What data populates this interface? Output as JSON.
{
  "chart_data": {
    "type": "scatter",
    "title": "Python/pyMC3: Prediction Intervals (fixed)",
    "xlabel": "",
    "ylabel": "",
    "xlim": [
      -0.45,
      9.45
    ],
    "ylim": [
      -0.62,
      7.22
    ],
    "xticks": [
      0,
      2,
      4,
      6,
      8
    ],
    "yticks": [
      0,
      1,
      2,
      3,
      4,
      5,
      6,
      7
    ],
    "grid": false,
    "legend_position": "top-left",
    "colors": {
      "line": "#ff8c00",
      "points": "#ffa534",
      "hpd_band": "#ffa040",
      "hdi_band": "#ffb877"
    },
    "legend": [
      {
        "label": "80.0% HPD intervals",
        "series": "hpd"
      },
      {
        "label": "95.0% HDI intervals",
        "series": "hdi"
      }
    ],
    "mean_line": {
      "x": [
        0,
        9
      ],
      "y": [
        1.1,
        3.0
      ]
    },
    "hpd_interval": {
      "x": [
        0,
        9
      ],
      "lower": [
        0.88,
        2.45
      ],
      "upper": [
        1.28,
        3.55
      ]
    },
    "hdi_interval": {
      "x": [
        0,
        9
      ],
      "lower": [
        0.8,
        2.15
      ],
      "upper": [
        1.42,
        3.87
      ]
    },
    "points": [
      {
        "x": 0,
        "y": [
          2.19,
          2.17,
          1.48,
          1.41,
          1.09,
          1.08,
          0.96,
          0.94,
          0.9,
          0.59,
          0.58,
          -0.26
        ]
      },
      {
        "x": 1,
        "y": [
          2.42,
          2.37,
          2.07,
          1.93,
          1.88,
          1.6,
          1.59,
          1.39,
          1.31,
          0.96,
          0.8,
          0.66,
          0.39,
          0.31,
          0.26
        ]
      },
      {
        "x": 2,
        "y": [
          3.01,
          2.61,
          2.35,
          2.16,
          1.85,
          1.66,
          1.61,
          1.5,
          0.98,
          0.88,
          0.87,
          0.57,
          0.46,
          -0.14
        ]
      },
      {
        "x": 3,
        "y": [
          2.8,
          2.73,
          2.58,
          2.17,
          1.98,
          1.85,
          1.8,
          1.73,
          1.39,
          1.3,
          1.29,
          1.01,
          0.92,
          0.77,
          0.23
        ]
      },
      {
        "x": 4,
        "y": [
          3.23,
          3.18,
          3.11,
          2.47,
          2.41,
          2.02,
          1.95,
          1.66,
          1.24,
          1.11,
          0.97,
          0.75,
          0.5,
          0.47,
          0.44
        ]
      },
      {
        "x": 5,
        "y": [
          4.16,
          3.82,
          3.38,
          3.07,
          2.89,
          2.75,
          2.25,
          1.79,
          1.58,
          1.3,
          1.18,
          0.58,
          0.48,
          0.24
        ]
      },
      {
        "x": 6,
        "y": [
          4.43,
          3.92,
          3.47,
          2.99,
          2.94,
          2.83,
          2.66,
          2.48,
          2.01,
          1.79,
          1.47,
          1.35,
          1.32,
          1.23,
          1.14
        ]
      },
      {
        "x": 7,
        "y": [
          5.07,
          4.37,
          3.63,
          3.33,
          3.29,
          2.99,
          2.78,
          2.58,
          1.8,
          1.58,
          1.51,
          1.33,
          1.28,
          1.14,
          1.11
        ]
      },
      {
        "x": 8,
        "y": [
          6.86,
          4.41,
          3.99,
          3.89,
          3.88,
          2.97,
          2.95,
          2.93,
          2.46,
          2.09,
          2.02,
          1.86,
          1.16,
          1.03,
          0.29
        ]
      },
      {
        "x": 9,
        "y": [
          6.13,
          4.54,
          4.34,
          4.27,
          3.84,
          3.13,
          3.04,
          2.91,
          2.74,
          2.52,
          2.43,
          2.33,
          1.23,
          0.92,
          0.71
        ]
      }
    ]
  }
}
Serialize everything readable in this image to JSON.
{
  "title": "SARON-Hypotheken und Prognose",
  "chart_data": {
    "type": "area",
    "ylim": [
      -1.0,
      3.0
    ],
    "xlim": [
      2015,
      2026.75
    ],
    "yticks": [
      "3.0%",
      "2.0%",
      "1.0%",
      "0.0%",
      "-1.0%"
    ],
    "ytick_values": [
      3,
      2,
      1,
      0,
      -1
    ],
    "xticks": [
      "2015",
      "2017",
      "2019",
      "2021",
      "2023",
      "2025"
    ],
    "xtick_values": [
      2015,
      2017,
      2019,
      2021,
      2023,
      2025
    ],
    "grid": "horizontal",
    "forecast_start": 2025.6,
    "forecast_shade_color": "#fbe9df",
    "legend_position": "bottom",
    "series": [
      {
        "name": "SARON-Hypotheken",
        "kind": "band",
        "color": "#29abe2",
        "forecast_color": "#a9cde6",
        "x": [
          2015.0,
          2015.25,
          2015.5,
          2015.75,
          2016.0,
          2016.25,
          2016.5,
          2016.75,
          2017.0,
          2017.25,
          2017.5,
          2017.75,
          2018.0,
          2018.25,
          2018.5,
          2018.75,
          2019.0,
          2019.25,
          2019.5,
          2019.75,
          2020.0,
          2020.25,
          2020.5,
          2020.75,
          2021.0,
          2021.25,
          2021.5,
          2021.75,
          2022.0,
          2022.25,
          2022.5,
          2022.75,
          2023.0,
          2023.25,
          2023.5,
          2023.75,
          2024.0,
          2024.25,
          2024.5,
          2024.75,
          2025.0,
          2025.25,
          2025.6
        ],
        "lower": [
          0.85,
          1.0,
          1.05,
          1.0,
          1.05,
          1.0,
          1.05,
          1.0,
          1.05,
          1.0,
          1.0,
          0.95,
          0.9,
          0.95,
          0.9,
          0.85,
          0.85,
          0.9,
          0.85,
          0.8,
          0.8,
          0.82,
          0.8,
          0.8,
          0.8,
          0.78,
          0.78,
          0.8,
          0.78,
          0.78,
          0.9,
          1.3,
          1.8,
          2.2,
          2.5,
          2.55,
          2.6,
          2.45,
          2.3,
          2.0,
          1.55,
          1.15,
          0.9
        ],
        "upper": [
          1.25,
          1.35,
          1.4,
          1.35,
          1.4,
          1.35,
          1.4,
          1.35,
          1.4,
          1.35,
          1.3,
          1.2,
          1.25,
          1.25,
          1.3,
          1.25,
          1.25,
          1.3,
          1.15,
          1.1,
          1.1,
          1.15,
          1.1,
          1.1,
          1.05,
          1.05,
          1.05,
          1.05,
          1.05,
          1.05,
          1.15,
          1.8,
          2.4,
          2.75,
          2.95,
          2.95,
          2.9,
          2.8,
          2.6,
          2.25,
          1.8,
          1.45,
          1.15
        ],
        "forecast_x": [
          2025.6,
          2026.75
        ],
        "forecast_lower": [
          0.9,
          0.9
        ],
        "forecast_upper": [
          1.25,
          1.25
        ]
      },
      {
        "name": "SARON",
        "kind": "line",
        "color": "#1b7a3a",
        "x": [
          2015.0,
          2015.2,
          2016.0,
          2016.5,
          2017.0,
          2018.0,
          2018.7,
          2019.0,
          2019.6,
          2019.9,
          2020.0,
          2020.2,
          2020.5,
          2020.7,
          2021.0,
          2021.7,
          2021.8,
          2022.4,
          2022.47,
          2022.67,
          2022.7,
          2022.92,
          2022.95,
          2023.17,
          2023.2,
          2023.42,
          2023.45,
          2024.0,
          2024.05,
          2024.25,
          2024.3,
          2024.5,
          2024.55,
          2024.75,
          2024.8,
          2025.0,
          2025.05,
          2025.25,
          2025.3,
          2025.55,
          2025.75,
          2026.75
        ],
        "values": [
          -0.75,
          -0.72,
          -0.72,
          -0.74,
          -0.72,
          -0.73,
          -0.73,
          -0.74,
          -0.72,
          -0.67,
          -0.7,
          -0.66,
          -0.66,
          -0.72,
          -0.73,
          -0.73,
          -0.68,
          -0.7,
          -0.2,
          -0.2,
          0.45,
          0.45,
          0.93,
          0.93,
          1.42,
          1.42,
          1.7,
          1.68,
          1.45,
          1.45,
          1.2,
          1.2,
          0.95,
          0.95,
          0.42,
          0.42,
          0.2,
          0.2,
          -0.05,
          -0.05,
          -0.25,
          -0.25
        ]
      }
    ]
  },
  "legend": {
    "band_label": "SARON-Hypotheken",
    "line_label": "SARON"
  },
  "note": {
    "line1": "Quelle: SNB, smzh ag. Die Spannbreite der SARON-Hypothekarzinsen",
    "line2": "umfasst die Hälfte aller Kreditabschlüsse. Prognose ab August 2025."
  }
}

__________

**TASK REQUIREMENTS**
Out of the preceding entries, pull every line containing the string "this".

**SOLUTION BELOW**
What data populates this interface? Output as JSON.
Serialize everything readable in this image to JSON.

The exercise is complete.